- **REQUIREMENTS**
Below is a block of records; repeat all of them exactly.

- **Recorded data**
——————————

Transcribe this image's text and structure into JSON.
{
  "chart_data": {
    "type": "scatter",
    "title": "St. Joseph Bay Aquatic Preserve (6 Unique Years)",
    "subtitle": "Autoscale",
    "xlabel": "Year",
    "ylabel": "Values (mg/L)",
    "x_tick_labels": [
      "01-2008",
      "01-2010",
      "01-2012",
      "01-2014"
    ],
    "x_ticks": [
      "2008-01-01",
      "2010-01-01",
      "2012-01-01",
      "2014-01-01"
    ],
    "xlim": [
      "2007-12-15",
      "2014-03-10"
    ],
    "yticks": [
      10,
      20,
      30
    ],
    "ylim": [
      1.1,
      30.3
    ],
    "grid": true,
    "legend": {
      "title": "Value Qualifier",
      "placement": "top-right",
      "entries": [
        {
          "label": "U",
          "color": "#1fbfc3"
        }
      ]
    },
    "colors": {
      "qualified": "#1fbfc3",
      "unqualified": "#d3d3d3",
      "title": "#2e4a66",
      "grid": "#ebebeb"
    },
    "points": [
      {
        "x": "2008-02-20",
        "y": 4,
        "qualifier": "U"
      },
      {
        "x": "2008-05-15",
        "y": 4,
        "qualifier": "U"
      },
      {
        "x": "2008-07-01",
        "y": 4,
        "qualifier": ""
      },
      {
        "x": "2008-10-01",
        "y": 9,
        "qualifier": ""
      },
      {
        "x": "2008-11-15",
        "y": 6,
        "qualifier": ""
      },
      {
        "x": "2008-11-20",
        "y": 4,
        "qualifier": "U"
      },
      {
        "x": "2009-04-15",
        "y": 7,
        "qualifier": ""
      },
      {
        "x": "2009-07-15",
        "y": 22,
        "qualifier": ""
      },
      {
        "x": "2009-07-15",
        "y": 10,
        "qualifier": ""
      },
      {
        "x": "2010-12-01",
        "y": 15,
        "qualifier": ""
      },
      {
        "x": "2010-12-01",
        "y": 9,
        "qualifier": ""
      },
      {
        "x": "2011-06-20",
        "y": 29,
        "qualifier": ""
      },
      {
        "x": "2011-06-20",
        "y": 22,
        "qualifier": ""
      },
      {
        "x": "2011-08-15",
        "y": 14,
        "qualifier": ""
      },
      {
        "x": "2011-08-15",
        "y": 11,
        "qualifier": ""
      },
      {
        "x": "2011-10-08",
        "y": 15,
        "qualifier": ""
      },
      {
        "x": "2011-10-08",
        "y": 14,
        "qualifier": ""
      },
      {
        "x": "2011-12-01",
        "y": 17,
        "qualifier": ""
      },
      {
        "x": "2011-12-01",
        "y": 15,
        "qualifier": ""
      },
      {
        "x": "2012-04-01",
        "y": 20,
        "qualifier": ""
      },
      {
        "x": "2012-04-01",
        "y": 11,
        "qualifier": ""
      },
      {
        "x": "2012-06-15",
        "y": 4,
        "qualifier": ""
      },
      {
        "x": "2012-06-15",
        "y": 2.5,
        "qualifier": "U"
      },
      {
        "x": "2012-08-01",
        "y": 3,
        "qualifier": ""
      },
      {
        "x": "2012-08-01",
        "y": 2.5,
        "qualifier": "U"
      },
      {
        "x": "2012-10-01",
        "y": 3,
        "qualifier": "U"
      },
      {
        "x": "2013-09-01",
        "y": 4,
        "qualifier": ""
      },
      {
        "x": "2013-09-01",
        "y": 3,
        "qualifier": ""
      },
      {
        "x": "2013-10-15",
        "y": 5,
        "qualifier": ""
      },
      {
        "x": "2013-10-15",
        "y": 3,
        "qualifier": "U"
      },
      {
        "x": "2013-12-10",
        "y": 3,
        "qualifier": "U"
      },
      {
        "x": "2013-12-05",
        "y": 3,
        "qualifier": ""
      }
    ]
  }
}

——————————

- **TASK RESPONSE**
Transcribe this image's text and structure into JSON.
{
  "chart_data": {
    "type": "scatter",
    "title": "St. Joseph Bay Aquatic Preserve (6 Unique Years)",
    "subtitle": "Autoscale",
    "xlabel": "Year",
    "ylabel": "Values (mg/L)",
    "x_tick_labels": [
      "01-2008",
      "01-2010",
      "01-2012",
      "01-2014"
    ],
    "x_ticks": [
      "2008-01-01",
      "2010-01-01",
      "2012-01-01",
      "2014-01-01"
    ],
    "xlim": [
      "2007-12-15",
      "2014-03-10"
    ],
    "yticks": [
      10,
      20,
      30
    ],
    "ylim": [
      1.1,
      30.3
    ],
    "grid": true,
    "legend": {
      "title": "Value Qualifier",
      "placement": "top-right",
      "entries": [
        {
          "label": "U",
          "color": "#1fbfc3"
        }
      ]
    },
    "colors": {
      "qualified": "#1fbfc3",
      "unqualified": "#d3d3d3",
      "title": "#2e4a66",
      "grid": "#ebebeb"
    },
    "points": [
      {
        "x": "2008-02-20",
        "y": 4,
        "qualifier": "U"
      },
      {
        "x": "2008-05-15",
        "y": 4,
        "qualifier": "U"
      },
      {
        "x": "2008-07-01",
        "y": 4,
        "qualifier": ""
      },
      {
        "x": "2008-10-01",
        "y": 9,
        "qualifier": ""
      },
      {
        "x": "2008-11-15",
        "y": 6,
        "qualifier": ""
      },
      {
        "x": "2008-11-20",
        "y": 4,
        "qualifier": "U"
      },
      {
        "x": "2009-04-15",
        "y": 7,
        "qualifier": ""
      },
      {
        "x": "2009-07-15",
        "y": 22,
        "qualifier": ""
      },
      {
        "x": "2009-07-15",
        "y": 10,
        "qualifier": ""
      },
      {
        "x": "2010-12-01",
        "y": 15,
        "qualifier": ""
      },
      {
        "x": "2010-12-01",
        "y": 9,
        "qualifier": ""
      },
      {
        "x": "2011-06-20",
        "y": 29,
        "qualifier": ""
      },
      {
        "x": "2011-06-20",
        "y": 22,
        "qualifier": ""
      },
      {
        "x": "2011-08-15",
        "y": 14,
        "qualifier": ""
      },
      {
        "x": "2011-08-15",
        "y": 11,
        "qualifier": ""
      },
      {
        "x": "2011-10-08",
        "y": 15,
        "qualifier": ""
      },
      {
        "x": "2011-10-08",
        "y": 14,
        "qualifier": ""
      },
      {
        "x": "2011-12-01",
        "y": 17,
        "qualifier": ""
      },
      {
        "x": "2011-12-01",
        "y": 15,
        "qualifier": ""
      },
      {
        "x": "2012-04-01",
        "y": 20,
        "qualifier": ""
      },
      {
        "x": "2012-04-01",
        "y": 11,
        "qualifier": ""
      },
      {
        "x": "2012-06-15",
        "y": 4,
        "qualifier": ""
      },
      {
        "x": "2012-06-15",
        "y": 2.5,
        "qualifier": "U"
      },
      {
        "x": "2012-08-01",
        "y": 3,
        "qualifier": ""
      },
      {
        "x": "2012-08-01",
        "y": 2.5,
        "qualifier": "U"
      },
      {
        "x": "2012-10-01",
        "y": 3,
        "qualifier": "U"
      },
      {
        "x": "2013-09-01",
        "y": 4,
        "qualifier": ""
      },
      {
        "x": "2013-09-01",
        "y": 3,
        "qualifier": ""
      },
      {
        "x": "2013-10-15",
        "y": 5,
        "qualifier": ""
      },
      {
        "x": "2013-10-15",
        "y": 3,
        "qualifier": "U"
      },
      {
        "x": "2013-12-10",
        "y": 3,
        "qualifier": "U"
      },
      {
        "x": "2013-12-05",
        "y": 3,
        "qualifier": ""
      }
    ]
  }
}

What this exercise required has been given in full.